RECORDS FOR THIS TASK:
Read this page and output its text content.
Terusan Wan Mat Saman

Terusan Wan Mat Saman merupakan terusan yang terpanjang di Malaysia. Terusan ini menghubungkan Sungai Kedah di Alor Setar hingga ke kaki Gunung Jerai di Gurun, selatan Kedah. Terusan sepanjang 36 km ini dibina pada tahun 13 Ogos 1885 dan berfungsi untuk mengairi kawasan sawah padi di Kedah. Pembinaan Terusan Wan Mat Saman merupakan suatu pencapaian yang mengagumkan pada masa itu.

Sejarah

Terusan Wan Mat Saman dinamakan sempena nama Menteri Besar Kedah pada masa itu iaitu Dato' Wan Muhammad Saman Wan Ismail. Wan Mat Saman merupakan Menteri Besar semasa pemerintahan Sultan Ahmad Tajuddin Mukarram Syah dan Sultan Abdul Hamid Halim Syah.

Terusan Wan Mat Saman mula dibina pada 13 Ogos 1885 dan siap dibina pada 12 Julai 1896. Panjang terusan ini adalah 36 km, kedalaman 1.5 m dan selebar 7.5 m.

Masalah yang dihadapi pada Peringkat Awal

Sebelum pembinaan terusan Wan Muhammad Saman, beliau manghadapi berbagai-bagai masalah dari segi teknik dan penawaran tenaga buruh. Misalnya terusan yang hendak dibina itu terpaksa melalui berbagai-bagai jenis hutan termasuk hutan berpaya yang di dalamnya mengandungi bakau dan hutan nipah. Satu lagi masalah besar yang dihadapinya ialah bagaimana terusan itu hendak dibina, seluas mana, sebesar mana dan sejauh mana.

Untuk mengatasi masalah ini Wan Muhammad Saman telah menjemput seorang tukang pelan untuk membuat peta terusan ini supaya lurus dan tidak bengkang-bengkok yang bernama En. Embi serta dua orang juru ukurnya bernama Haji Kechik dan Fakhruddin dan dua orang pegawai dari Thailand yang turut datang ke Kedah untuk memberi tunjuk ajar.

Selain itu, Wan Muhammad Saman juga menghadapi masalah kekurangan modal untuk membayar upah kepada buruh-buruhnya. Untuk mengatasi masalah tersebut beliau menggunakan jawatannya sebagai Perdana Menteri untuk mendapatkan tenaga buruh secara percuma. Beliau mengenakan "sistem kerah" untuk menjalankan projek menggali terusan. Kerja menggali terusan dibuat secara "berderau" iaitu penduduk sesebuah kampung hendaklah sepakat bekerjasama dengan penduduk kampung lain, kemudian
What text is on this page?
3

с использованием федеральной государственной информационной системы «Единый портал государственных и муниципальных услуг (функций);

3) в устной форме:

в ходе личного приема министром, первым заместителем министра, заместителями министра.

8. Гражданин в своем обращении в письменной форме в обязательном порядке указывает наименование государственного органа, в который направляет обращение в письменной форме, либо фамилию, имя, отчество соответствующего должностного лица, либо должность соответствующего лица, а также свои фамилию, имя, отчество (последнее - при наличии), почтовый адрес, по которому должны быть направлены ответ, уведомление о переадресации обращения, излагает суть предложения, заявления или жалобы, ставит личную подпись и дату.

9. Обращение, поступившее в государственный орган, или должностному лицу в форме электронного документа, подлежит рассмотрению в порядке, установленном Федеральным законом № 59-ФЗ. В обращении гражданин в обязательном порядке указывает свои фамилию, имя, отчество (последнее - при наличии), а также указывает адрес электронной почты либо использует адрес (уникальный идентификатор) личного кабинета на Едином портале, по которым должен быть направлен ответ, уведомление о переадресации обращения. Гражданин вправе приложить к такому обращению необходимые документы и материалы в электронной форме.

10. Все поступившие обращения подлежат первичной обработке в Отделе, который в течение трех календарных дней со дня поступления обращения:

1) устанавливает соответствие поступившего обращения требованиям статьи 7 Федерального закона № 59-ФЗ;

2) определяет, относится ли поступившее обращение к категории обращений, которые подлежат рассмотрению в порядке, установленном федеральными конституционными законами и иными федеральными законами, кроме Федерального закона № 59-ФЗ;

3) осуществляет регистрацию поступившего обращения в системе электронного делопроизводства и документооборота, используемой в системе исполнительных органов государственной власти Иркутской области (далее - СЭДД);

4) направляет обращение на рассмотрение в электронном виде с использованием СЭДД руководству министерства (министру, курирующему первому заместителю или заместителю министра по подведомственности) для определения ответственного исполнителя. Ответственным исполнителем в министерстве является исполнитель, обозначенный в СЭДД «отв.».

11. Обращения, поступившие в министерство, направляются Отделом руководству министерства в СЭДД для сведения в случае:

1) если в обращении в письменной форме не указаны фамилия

EXERCISE BRIEF: Your task is to repeat the data exactly; please include every line.

RESPONSE BELOW:
Read this page and output its text content.
Terusan Wan Mat Saman

Terusan Wan Mat Saman merupakan terusan yang terpanjang di Malaysia. Terusan ini menghubungkan Sungai Kedah di Alor Setar hingga ke kaki Gunung Jerai di Gurun, selatan Kedah. Terusan sepanjang 36 km ini dibina pada tahun 13 Ogos 1885 dan berfungsi untuk mengairi kawasan sawah padi di Kedah. Pembinaan Terusan Wan Mat Saman merupakan suatu pencapaian yang mengagumkan pada masa itu.

Sejarah

Terusan Wan Mat Saman dinamakan sempena nama Menteri Besar Kedah pada masa itu iaitu Dato' Wan Muhammad Saman Wan Ismail. Wan Mat Saman merupakan Menteri Besar semasa pemerintahan Sultan Ahmad Tajuddin Mukarram Syah dan Sultan Abdul Hamid Halim Syah.

Terusan Wan Mat Saman mula dibina pada 13 Ogos 1885 dan siap dibina pada 12 Julai 1896. Panjang terusan ini adalah 36 km, kedalaman 1.5 m dan selebar 7.5 m.

Masalah yang dihadapi pada Peringkat Awal

Sebelum pembinaan terusan Wan Muhammad Saman, beliau manghadapi berbagai-bagai masalah dari segi teknik dan penawaran tenaga buruh. Misalnya terusan yang hendak dibina itu terpaksa melalui berbagai-bagai jenis hutan termasuk hutan berpaya yang di dalamnya mengandungi bakau dan hutan nipah. Satu lagi masalah besar yang dihadapinya ialah bagaimana terusan itu hendak dibina, seluas mana, sebesar mana dan sejauh mana.

Untuk mengatasi masalah ini Wan Muhammad Saman telah menjemput seorang tukang pelan untuk membuat peta terusan ini supaya lurus dan tidak bengkang-bengkok yang bernama En. Embi serta dua orang juru ukurnya bernama Haji Kechik dan Fakhruddin dan dua orang pegawai dari Thailand yang turut datang ke Kedah untuk memberi tunjuk ajar.

Selain itu, Wan Muhammad Saman juga menghadapi masalah kekurangan modal untuk membayar upah kepada buruh-buruhnya. Untuk mengatasi masalah tersebut beliau menggunakan jawatannya sebagai Perdana Menteri untuk mendapatkan tenaga buruh secara percuma. Beliau mengenakan "sistem kerah" untuk menjalankan projek menggali terusan. Kerja menggali terusan dibuat secara "berderau" iaitu penduduk sesebuah kampung hendaklah sepakat bekerjasama dengan penduduk kampung lain, kemudian
What text is on this page?
3

с использованием федеральной государственной информационной системы «Единый портал государственных и муниципальных услуг (функций);

3) в устной форме:

в ходе личного приема министром, первым заместителем министра, заместителями министра.

8. Гражданин в своем обращении в письменной форме в обязательном порядке указывает наименование государственного органа, в который направляет обращение в письменной форме, либо фамилию, имя, отчество соответствующего должностного лица, либо должность соответствующего лица, а также свои фамилию, имя, отчество (последнее - при наличии), почтовый адрес, по которому должны быть направлены ответ, уведомление о переадресации обращения, излагает суть предложения, заявления или жалобы, ставит личную подпись и дату.

9. Обращение, поступившее в государственный орган, или должностному лицу в форме электронного документа, подлежит рассмотрению в порядке, установленном Федеральным законом № 59-ФЗ. В обращении гражданин в обязательном порядке указывает свои фамилию, имя, отчество (последнее - при наличии), а также указывает адрес электронной почты либо использует адрес (уникальный идентификатор) личного кабинета на Едином портале, по которым должен быть направлен ответ, уведомление о переадресации обращения. Гражданин вправе приложить к такому обращению необходимые документы и материалы в электронной форме.

10. Все поступившие обращения подлежат первичной обработке в Отделе, который в течение трех календарных дней со дня поступления обращения:

1) устанавливает соответствие поступившего обращения требованиям статьи 7 Федерального закона № 59-ФЗ;

2) определяет, относится ли поступившее обращение к категории обращений, которые подлежат рассмотрению в порядке, установленном федеральными конституционными законами и иными федеральными законами, кроме Федерального закона № 59-ФЗ;

3) осуществляет регистрацию поступившего обращения в системе электронного делопроизводства и документооборота, используемой в системе исполнительных органов государственной власти Иркутской области (далее - СЭДД);

4) направляет обращение на рассмотрение в электронном виде с использованием СЭДД руководству министерства (министру, курирующему первому заместителю или заместителю министра по подведомственности) для определения ответственного исполнителя. Ответственным исполнителем в министерстве является исполнитель, обозначенный в СЭДД «отв.».

11. Обращения, поступившие в министерство, направляются Отделом руководству министерства в СЭДД для сведения в случае:

1) если в обращении в письменной форме не указаны фамилия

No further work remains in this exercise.